Excerpts from a layout annotation set:
════════
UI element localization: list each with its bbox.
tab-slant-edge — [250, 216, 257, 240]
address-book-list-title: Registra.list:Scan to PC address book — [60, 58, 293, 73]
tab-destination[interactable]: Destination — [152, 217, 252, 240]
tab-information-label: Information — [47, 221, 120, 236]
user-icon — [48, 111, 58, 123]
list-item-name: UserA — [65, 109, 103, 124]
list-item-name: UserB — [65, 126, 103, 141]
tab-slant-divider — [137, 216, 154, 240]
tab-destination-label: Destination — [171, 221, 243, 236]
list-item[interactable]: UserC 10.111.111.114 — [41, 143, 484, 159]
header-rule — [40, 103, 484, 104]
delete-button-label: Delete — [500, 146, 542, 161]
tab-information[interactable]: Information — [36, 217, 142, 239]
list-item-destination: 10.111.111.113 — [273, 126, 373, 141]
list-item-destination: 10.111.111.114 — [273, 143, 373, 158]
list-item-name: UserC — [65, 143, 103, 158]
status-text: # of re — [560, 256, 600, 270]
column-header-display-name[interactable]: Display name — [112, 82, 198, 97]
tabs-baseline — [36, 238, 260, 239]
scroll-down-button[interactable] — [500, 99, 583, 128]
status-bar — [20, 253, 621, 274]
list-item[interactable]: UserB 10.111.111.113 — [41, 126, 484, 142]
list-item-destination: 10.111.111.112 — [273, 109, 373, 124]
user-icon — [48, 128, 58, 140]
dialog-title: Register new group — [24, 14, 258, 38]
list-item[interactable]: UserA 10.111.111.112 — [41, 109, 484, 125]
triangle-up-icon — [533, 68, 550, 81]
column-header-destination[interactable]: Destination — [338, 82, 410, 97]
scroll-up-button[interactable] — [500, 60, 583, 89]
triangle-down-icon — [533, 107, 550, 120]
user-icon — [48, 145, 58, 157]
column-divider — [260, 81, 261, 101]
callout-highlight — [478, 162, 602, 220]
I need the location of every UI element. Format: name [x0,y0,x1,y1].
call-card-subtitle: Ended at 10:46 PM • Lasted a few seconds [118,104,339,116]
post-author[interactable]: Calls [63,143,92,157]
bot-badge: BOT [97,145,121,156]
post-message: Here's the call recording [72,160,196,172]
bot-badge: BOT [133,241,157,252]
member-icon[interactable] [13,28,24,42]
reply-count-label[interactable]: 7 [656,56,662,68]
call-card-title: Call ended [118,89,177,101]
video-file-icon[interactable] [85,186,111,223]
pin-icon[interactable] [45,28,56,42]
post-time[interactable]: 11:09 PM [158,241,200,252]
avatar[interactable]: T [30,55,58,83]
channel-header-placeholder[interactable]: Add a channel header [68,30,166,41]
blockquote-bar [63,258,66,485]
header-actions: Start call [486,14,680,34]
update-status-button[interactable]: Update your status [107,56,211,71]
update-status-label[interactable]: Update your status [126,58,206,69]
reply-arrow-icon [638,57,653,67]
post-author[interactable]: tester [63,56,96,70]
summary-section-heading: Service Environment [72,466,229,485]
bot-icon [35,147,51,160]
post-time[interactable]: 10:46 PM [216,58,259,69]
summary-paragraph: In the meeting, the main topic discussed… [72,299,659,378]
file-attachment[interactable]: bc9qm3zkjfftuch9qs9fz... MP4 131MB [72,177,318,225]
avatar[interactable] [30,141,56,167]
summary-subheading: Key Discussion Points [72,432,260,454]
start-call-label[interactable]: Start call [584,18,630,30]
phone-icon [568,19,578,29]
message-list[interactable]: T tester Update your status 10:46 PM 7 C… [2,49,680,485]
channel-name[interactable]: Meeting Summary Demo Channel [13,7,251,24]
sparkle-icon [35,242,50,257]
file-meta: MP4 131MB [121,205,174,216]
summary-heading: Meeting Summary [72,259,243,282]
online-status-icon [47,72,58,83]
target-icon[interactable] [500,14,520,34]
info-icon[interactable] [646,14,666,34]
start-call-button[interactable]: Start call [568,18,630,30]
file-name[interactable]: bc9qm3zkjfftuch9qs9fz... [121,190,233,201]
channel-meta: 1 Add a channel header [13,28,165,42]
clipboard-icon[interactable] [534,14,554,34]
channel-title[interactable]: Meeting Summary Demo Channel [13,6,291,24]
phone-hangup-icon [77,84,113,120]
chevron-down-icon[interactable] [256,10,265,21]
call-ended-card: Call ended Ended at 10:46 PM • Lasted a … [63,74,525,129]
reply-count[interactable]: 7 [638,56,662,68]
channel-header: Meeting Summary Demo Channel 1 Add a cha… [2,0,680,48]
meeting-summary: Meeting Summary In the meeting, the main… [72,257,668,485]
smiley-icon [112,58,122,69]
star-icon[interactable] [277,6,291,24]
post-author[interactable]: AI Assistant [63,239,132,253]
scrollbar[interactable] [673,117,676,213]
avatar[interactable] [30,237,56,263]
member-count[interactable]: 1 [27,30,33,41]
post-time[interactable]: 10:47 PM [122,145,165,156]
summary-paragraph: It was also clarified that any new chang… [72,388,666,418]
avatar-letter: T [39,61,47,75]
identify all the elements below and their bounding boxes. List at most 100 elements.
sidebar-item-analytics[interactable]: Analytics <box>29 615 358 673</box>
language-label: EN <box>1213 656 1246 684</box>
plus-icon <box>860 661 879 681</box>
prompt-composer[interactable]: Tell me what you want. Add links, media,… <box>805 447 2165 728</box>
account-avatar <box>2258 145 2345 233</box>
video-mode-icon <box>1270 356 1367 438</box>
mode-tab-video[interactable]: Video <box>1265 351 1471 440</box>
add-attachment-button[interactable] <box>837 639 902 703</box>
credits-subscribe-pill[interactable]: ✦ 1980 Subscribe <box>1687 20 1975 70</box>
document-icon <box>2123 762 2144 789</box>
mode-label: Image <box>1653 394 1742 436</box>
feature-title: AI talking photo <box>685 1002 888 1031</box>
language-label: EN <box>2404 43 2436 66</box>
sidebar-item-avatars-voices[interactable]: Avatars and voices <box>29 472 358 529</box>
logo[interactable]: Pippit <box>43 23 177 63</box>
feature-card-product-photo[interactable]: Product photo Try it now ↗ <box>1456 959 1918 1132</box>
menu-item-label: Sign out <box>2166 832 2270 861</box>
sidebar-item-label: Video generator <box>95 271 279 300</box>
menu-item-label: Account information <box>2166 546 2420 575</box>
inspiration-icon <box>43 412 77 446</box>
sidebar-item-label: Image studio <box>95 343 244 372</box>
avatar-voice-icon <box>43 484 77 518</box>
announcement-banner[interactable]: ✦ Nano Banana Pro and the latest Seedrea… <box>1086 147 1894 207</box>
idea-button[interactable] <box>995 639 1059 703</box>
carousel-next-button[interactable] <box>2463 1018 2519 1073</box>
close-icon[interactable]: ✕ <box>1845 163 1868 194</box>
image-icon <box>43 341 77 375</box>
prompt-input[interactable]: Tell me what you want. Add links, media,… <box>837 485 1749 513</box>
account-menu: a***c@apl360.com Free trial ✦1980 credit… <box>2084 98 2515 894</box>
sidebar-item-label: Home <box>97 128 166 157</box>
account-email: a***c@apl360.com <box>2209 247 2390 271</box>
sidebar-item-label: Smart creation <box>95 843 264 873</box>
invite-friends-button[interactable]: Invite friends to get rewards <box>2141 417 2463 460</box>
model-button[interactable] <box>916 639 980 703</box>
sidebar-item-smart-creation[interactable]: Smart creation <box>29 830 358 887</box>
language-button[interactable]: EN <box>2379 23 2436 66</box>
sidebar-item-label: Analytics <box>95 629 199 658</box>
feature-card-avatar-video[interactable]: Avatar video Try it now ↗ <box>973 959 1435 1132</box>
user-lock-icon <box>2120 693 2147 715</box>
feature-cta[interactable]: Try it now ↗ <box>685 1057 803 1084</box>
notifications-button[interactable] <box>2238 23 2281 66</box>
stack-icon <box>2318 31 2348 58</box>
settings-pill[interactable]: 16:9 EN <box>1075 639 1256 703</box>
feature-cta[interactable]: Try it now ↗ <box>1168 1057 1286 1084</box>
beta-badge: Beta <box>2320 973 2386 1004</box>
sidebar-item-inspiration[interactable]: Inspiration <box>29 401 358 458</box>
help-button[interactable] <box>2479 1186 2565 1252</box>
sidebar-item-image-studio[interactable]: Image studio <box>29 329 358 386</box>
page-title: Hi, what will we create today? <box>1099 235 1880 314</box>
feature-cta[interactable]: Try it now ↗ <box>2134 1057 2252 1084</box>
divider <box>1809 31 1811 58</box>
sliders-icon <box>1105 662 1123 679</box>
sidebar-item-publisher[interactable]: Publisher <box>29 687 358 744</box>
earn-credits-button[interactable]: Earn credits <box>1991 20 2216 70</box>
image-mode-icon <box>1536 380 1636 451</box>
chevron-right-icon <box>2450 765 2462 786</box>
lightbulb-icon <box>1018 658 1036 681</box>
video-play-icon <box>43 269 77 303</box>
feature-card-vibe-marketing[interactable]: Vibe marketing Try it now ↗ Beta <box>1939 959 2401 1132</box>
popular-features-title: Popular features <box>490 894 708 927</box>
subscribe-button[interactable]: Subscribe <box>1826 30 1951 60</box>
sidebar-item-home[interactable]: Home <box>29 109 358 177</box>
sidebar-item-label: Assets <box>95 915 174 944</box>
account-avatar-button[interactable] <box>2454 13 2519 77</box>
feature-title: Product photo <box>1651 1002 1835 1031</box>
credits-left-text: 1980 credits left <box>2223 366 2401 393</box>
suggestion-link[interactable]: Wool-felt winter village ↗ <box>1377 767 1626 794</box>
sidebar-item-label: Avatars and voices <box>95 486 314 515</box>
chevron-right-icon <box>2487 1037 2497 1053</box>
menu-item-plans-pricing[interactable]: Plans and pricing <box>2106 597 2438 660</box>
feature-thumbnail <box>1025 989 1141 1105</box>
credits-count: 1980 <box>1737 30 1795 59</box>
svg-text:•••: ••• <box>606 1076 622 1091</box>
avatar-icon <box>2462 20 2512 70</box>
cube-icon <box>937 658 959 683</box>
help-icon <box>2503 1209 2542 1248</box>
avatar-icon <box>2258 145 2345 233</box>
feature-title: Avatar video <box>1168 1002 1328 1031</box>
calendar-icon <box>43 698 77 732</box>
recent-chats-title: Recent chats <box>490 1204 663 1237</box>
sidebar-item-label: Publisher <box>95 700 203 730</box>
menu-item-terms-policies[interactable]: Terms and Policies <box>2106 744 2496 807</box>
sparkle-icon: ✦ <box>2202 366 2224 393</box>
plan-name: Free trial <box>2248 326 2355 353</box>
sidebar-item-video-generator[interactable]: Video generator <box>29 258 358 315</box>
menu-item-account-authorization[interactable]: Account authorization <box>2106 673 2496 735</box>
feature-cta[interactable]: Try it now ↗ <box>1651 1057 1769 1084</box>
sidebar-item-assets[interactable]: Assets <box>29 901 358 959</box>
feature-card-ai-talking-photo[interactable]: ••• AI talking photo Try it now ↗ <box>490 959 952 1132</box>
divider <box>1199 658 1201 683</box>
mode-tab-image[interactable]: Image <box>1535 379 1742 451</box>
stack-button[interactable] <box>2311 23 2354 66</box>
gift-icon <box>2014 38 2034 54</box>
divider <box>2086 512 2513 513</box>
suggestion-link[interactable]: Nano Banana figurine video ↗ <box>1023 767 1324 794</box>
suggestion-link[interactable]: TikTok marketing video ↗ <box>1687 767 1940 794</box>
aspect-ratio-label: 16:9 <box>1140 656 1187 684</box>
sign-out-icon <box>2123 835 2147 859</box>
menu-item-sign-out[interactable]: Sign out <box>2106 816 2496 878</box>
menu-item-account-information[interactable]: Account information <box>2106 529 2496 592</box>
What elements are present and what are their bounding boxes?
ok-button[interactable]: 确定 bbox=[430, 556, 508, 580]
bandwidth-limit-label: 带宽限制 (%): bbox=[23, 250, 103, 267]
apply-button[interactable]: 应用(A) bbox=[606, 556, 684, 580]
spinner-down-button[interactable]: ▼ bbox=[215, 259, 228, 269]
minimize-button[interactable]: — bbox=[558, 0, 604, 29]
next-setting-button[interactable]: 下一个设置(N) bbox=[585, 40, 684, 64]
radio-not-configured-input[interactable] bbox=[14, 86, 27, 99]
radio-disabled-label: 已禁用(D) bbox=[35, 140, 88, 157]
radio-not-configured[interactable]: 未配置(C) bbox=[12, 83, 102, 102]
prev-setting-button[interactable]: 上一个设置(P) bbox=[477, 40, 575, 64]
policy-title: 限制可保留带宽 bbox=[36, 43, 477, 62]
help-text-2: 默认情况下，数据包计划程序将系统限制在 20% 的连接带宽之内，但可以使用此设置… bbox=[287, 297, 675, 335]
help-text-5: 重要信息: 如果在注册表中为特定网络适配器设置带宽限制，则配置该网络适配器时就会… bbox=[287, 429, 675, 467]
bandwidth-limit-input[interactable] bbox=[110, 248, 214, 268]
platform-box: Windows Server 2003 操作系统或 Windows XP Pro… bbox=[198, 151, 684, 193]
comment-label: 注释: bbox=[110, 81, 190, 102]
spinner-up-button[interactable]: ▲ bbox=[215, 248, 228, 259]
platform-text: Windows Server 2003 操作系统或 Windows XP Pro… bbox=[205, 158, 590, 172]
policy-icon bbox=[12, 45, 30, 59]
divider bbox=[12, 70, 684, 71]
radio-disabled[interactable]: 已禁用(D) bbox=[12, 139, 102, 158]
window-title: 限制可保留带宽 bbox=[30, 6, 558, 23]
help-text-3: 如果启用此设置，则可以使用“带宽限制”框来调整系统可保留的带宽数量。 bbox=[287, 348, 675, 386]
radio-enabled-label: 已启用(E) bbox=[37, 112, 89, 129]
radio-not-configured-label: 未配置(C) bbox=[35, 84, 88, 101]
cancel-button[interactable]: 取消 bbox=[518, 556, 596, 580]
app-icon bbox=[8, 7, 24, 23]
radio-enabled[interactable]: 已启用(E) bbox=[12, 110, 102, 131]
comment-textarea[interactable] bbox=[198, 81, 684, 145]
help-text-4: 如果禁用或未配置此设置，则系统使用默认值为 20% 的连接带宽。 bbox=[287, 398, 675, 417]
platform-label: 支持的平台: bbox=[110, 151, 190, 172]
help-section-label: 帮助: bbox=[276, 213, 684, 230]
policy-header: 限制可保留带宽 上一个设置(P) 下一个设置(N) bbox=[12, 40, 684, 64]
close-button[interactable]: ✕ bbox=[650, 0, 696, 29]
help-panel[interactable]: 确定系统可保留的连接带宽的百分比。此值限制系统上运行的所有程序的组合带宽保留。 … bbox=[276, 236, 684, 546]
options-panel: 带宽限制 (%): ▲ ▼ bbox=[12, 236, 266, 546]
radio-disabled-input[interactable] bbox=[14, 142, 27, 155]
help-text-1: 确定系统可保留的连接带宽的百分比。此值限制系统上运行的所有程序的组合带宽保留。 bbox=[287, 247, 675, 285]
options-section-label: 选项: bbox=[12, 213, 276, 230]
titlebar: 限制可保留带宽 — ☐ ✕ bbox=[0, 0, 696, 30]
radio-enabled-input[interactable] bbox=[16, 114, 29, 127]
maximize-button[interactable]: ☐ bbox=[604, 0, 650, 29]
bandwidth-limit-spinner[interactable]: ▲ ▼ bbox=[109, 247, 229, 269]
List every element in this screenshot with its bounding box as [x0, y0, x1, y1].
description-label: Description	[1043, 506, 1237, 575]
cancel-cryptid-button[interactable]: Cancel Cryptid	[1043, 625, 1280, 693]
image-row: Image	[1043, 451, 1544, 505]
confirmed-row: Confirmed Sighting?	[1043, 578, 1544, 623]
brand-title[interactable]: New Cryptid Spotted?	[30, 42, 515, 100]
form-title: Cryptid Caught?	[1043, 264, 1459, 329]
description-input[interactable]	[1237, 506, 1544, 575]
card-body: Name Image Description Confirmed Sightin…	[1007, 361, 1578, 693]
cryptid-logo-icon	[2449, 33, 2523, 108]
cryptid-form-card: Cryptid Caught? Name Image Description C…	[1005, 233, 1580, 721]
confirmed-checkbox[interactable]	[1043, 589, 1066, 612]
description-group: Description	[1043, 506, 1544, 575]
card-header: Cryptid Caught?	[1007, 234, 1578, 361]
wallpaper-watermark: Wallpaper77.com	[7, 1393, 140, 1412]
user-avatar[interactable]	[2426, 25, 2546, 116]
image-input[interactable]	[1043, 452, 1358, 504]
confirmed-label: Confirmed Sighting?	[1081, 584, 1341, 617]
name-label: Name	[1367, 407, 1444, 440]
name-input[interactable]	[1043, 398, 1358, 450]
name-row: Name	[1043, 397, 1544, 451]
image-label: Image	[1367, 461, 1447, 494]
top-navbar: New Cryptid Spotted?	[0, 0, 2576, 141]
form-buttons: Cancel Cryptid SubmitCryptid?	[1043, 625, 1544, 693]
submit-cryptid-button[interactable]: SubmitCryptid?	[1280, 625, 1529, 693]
════════
**GOAL**. Reproduce verbatim the stretch of the listing from its first line through the line containing "user-icon — [48, 111, 58, 123]".

**RESPONSE TO THE TASK**.
UI element localization: list each with its bbox.
tab-slant-edge — [250, 216, 257, 240]
address-book-list-title: Registra.list:Scan to PC address book — [60, 58, 293, 73]
tab-destination[interactable]: Destination — [152, 217, 252, 240]
tab-information-label: Information — [47, 221, 120, 236]
user-icon — [48, 111, 58, 123]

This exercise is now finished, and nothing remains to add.